PROBLEM TO SOLVE —
Can you print every record below exactly as written?

(Extracted records)
★ ★ ★
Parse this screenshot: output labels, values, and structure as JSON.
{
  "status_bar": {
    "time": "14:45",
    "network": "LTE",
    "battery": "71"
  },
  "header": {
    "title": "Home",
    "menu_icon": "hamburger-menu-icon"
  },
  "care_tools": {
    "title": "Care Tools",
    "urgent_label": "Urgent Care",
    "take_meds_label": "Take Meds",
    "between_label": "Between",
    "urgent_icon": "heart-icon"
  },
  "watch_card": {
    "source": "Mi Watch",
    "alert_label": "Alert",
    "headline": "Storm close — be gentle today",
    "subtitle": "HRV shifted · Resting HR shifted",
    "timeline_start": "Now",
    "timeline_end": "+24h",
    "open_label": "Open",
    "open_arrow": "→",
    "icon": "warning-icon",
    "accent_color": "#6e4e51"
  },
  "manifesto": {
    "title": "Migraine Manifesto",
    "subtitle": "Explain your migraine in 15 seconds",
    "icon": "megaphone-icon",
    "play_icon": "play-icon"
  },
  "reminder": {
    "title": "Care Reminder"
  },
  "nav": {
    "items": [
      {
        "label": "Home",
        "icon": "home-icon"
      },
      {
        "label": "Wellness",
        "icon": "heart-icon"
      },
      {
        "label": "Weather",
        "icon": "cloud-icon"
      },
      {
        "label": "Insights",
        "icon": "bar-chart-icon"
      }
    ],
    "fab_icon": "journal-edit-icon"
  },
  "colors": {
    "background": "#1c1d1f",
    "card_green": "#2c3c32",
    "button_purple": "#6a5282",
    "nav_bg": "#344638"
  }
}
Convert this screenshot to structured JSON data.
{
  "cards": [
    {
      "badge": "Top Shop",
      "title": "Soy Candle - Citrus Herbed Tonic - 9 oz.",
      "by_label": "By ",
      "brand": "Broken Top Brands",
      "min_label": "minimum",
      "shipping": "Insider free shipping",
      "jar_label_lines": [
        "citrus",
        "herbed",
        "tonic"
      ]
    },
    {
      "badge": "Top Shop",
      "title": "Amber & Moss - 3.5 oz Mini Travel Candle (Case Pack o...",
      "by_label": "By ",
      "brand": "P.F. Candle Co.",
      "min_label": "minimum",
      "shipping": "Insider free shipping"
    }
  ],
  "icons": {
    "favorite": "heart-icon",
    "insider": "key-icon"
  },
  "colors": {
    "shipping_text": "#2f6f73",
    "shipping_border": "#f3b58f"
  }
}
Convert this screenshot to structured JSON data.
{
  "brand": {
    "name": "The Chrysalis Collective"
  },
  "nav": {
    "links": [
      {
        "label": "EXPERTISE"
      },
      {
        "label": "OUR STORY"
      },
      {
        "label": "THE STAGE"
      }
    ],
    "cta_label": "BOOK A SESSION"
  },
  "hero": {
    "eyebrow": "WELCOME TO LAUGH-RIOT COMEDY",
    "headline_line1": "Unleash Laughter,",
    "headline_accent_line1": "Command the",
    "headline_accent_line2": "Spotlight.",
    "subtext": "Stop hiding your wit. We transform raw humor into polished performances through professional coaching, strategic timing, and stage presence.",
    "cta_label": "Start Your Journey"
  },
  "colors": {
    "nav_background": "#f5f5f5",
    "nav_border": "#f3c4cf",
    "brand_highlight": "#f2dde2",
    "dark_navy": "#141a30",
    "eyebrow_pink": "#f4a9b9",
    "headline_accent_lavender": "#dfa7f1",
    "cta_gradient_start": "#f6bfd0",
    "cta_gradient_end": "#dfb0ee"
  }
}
★ ★ ★
EXERCISE OUTPUT —
Parse this screenshot: output labels, values, and structure as JSON.
{
  "status_bar": {
    "time": "14:45",
    "network": "LTE",
    "battery": "71"
  },
  "header": {
    "title": "Home",
    "menu_icon": "hamburger-menu-icon"
  },
  "care_tools": {
    "title": "Care Tools",
    "urgent_label": "Urgent Care",
    "take_meds_label": "Take Meds",
    "between_label": "Between",
    "urgent_icon": "heart-icon"
  },
  "watch_card": {
    "source": "Mi Watch",
    "alert_label": "Alert",
    "headline": "Storm close — be gentle today",
    "subtitle": "HRV shifted · Resting HR shifted",
    "timeline_start": "Now",
    "timeline_end": "+24h",
    "open_label": "Open",
    "open_arrow": "→",
    "icon": "warning-icon",
    "accent_color": "#6e4e51"
  },
  "manifesto": {
    "title": "Migraine Manifesto",
    "subtitle": "Explain your migraine in 15 seconds",
    "icon": "megaphone-icon",
    "play_icon": "play-icon"
  },
  "reminder": {
    "title": "Care Reminder"
  },
  "nav": {
    "items": [
      {
        "label": "Home",
        "icon": "home-icon"
      },
      {
        "label": "Wellness",
        "icon": "heart-icon"
      },
      {
        "label": "Weather",
        "icon": "cloud-icon"
      },
      {
        "label": "Insights",
        "icon": "bar-chart-icon"
      }
    ],
    "fab_icon": "journal-edit-icon"
  },
  "colors": {
    "background": "#1c1d1f",
    "card_green": "#2c3c32",
    "button_purple": "#6a5282",
    "nav_bg": "#344638"
  }
}
Convert this screenshot to structured JSON data.
{
  "cards": [
    {
      "badge": "Top Shop",
      "title": "Soy Candle - Citrus Herbed Tonic - 9 oz.",
      "by_label": "By ",
      "brand": "Broken Top Brands",
      "min_label": "minimum",
      "shipping": "Insider free shipping",
      "jar_label_lines": [
        "citrus",
        "herbed",
        "tonic"
      ]
    },
    {
      "badge": "Top Shop",
      "title": "Amber & Moss - 3.5 oz Mini Travel Candle (Case Pack o...",
      "by_label": "By ",
      "brand": "P.F. Candle Co.",
      "min_label": "minimum",
      "shipping": "Insider free shipping"
    }
  ],
  "icons": {
    "favorite": "heart-icon",
    "insider": "key-icon"
  },
  "colors": {
    "shipping_text": "#2f6f73",
    "shipping_border": "#f3b58f"
  }
}
Convert this screenshot to structured JSON data.
{
  "brand": {
    "name": "The Chrysalis Collective"
  },
  "nav": {
    "links": [
      {
        "label": "EXPERTISE"
      },
      {
        "label": "OUR STORY"
      },
      {
        "label": "THE STAGE"
      }
    ],
    "cta_label": "BOOK A SESSION"
  },
  "hero": {
    "eyebrow": "WELCOME TO LAUGH-RIOT COMEDY",
    "headline_line1": "Unleash Laughter,",
    "headline_accent_line1": "Command the",
    "headline_accent_line2": "Spotlight.",
    "subtext": "Stop hiding your wit. We transform raw humor into polished performances through professional coaching, strategic timing, and stage presence.",
    "cta_label": "Start Your Journey"
  },
  "colors": {
    "nav_background": "#f5f5f5",
    "nav_border": "#f3c4cf",
    "brand_highlight": "#f2dde2",
    "dark_navy": "#141a30",
    "eyebrow_pink": "#f4a9b9",
    "headline_accent_lavender": "#dfa7f1",
    "cta_gradient_start": "#f6bfd0",
    "cta_gradient_end": "#dfb0ee"
  }
}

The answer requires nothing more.